> Passage
In this case, Bill Boren, Jr., appeals a conviction under Ark. Code Ann. §4-90-204(d) (1987), failure to disclose the alteration of an odometer on a vehicle offered for sale. He has raised two issues on appeal, neither of which has merit.
Bill Boren, Jr. was operating a used car dealership under the name Boren Motor Company. The police received an anonymous tip that there had been some odometer “rollbacks” on cars connected to that dealership. Further investigations were conducted resulting in appellant being charged with four counts of tampering with odometers, Ark. Code Ann. § 4-90-204 (1987) [Ark. Stat. Ann. § 75-2402(4) (1979)].
On May 20,1987, a jury trial was held in the Circuit Court of Crawford County, Arkansas. When the state rested its case, appellant moved for a directed verdict based on the state’s failure to prove knowledge of alteration. The motion was denied and at the close of the appellant’s case the motion was renewed and again denied. The jury returned a verdict of guilty on all four counts and imposed a fine of $1,000 on each count and additionally, a term of one year on count two.
I
On appeal, Boren first assigns error to the trial court’s denial of his motion for a directed verdict. A motion for a directed verdict is a challenge to the sufficiency of the evidence, not to the nature or character of the evidence, and is proper only when no issue of fact exists. On review, we consider the evidence in the light most favorable to the appellee and affirm if there is any substantial evidence to support the verdict. Only testimony in support of the verdict need be considered. David v. State, 286 Ark. 205, 691 S.W.2d 133 (1985). Our responsibility is to determine whether the verdict is supported by substantial evidence, that is, whether the jury could have reached its conclusion without having to resort to speculation or conjecture. Boone v. State, 282 Ark. 274, 668 S.W.2d 17 (1984). We do not judge the credibility of witnesses, but instead weigh the evidence in the light most favorable to the appellee to see if there is substantial evidence to support the verdict. Thompson v. State, 284 Ark. 403, 682 S.W.2d 742 (1985). Viewing the evidence in that light, we find the trial court’s denial of the directed verdict was proper.

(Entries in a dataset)
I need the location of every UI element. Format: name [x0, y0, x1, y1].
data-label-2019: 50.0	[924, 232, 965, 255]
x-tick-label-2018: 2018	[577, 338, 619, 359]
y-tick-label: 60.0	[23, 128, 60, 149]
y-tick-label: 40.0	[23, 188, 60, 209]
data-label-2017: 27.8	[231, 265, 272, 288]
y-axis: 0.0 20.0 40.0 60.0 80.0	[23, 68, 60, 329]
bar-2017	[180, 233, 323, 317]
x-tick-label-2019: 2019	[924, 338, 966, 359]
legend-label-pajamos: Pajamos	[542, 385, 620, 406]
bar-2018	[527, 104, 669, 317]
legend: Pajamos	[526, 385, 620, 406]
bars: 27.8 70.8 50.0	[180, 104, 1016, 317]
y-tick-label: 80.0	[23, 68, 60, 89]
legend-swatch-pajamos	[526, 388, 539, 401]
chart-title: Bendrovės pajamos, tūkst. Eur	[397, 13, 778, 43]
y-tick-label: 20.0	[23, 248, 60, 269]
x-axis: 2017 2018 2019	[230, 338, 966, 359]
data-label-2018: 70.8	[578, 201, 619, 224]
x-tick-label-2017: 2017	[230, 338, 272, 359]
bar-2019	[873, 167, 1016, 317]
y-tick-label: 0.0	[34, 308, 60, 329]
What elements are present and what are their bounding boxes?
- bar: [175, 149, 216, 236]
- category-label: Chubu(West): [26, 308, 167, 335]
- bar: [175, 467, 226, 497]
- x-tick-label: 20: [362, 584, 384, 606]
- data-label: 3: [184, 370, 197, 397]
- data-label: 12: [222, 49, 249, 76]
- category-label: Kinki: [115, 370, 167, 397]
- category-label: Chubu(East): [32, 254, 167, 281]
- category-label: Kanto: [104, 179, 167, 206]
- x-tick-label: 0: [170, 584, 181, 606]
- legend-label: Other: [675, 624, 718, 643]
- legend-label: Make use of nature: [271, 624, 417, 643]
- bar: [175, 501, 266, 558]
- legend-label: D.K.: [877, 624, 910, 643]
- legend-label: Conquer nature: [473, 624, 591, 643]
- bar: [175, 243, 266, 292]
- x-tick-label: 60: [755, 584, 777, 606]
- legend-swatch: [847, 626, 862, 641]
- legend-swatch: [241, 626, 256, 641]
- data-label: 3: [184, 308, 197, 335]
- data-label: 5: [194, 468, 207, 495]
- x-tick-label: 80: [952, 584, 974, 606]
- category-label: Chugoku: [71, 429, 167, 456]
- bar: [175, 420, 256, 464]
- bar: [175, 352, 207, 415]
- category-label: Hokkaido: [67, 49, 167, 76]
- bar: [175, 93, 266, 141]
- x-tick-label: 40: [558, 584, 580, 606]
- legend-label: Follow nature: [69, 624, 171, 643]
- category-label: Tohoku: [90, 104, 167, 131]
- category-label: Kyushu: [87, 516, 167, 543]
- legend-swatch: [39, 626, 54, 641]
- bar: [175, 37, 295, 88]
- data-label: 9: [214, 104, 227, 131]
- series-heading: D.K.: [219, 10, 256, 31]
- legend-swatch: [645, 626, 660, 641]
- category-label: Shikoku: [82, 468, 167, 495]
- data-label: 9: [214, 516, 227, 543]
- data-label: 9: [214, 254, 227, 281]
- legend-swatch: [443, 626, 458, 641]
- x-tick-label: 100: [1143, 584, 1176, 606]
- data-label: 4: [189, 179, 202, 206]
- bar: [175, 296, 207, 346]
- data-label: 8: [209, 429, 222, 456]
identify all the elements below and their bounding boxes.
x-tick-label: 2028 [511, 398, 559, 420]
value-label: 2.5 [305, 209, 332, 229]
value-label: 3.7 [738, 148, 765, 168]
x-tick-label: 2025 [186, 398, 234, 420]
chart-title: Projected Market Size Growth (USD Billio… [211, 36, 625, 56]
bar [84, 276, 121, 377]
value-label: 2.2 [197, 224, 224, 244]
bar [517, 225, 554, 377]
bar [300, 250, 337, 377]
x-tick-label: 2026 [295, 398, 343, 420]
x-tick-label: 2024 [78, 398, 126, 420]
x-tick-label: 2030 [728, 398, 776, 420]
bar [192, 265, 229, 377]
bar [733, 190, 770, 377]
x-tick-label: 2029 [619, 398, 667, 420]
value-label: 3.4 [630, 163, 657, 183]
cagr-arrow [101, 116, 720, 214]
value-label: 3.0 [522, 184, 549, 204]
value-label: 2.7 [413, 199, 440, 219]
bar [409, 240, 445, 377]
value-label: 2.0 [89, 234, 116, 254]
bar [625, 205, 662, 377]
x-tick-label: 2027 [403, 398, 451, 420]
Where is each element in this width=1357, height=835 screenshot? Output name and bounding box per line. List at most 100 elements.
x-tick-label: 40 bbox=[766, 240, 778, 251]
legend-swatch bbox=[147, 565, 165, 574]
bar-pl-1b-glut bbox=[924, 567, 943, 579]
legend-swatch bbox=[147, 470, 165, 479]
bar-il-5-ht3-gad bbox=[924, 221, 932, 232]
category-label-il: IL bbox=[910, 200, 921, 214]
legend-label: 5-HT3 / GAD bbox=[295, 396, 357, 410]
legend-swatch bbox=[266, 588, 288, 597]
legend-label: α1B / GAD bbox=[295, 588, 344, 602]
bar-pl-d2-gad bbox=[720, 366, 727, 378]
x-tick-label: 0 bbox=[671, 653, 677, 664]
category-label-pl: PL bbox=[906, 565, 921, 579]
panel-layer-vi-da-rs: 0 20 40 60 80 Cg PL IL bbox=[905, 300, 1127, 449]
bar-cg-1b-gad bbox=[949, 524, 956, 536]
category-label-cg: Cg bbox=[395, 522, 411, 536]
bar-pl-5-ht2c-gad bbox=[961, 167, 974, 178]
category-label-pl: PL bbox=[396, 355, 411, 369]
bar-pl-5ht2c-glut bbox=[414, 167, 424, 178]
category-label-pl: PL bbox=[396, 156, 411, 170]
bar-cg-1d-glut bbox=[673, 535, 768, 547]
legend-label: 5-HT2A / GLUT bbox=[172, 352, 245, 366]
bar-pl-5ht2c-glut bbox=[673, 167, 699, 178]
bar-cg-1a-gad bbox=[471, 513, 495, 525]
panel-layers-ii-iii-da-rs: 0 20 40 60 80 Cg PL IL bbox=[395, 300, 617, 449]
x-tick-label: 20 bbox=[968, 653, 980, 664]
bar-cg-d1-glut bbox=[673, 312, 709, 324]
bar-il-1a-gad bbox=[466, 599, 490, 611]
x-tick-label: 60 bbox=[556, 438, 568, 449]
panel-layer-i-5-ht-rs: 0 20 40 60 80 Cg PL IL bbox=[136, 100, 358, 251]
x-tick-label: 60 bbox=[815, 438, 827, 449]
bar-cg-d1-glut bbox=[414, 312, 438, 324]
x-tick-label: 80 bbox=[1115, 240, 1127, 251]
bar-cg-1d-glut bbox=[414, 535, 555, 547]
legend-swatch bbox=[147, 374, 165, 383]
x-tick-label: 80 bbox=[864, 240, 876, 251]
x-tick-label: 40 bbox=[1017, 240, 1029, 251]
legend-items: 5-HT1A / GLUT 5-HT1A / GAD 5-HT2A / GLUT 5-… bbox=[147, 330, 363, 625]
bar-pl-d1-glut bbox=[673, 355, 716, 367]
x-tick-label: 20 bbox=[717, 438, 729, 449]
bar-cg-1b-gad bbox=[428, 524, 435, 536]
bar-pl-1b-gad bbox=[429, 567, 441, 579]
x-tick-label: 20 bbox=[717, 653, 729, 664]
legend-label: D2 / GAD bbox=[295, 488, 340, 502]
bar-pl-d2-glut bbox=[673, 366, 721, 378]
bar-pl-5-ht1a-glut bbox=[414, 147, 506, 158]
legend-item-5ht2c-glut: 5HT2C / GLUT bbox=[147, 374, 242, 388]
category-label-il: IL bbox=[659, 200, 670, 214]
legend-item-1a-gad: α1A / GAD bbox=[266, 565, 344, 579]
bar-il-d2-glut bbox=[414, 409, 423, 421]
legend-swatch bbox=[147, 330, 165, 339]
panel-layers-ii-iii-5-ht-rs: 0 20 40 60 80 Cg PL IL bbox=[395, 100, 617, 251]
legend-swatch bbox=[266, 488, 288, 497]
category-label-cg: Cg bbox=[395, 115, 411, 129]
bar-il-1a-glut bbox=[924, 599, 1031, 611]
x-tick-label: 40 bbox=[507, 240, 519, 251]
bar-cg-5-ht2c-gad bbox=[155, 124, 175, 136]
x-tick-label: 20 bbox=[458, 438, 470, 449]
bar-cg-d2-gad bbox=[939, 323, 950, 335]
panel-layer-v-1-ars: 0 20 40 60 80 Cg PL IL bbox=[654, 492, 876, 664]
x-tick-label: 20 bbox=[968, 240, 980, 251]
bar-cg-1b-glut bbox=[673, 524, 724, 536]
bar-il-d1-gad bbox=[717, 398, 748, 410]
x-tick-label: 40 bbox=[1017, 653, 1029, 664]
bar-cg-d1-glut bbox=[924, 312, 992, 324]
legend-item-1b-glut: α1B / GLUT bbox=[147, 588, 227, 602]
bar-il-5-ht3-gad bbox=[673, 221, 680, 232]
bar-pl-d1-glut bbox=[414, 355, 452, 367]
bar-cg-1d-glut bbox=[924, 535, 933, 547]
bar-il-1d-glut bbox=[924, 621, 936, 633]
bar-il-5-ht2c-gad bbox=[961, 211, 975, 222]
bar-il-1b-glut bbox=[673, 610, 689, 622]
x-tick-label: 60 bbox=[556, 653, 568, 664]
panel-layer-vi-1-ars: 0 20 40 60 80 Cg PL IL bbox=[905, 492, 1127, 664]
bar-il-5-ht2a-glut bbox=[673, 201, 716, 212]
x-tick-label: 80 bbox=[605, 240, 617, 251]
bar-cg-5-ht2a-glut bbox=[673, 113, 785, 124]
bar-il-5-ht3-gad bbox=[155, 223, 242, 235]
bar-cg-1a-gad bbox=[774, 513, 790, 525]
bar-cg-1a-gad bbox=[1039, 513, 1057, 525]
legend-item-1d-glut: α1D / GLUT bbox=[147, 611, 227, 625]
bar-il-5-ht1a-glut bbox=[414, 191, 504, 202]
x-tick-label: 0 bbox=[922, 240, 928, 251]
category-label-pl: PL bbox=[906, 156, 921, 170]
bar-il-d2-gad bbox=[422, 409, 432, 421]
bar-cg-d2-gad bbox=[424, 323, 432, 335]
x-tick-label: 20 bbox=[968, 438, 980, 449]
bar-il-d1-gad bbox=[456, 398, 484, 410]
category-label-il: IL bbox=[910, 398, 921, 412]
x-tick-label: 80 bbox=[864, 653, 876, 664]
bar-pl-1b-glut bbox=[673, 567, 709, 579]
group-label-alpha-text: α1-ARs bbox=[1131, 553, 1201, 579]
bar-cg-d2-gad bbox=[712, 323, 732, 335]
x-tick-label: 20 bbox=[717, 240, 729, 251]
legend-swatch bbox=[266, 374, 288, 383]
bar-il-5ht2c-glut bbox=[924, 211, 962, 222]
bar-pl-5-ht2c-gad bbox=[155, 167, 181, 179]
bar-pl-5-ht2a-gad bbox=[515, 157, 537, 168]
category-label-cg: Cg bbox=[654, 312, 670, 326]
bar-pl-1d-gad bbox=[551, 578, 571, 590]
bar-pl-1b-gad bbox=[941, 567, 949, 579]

> Exercises
- 1) Answer these questions about the court opinion:
(a) Under what name did Bill Boren, Jr. operate his used car dealership?
(b) In which court was the jury trial held?
(c) What fine did the jury impose on each count?
- 2) Please arrange everything from the start of the entries down to the line containing "201, 619, 224]" as a Markdown table with the columns Row and Line, leaving out blank lines.
These entries are unrelated to the court opinion.

> Responses for each task
- 1)
(a) Boren Motor Company
(b) The Circuit Court of Crawford County, Arkansas
(c) $1,000

- 2)
| Row | Line |
|---|---|
| 1 | I need the location of every UI element. Format: name [x0, y0, x1, y1]. |
| 2 | data-label-2019: 50.0	[924, 232, 965, 255] |
| 3 | x-tick-label-2018: 2018	[577, 338, 619, 359] |
| 4 | y-tick-label: 60.0	[23, 128, 60, 149] |
| 5 | y-tick-label: 40.0	[23, 188, 60, 209] |
| 6 | data-label-2017: 27.8	[231, 265, 272, 288] |
| 7 | y-axis: 0.0 20.0 40.0 60.0 80.0	[23, 68, 60, 329] |
| 8 | bar-2017	[180, 233, 323, 317] |
| 9 | x-tick-label-2019: 2019	[924, 338, 966, 359] |
| 10 | legend-label-pajamos: Pajamos	[542, 385, 620, 406] |
| 11 | bar-2018	[527, 104, 669, 317] |
| 12 | legend: Pajamos	[526, 385, 620, 406] |
| 13 | bars: 27.8 70.8 50.0	[180, 104, 1016, 317] |
| 14 | y-tick-label: 80.0	[23, 68, 60, 89] |
| 15 | legend-swatch-pajamos	[526, 388, 539, 401] |
| 16 | chart-title: Bendrovės pajamos, tūkst. Eur	[397, 13, 778, 43] |
| 17 | y-tick-label: 20.0	[23, 248, 60, 269] |
| 18 | x-axis: 2017 2018 2019	[230, 338, 966, 359] |
| 19 | data-label-2018: 70.8	[578, 201, 619, 224] |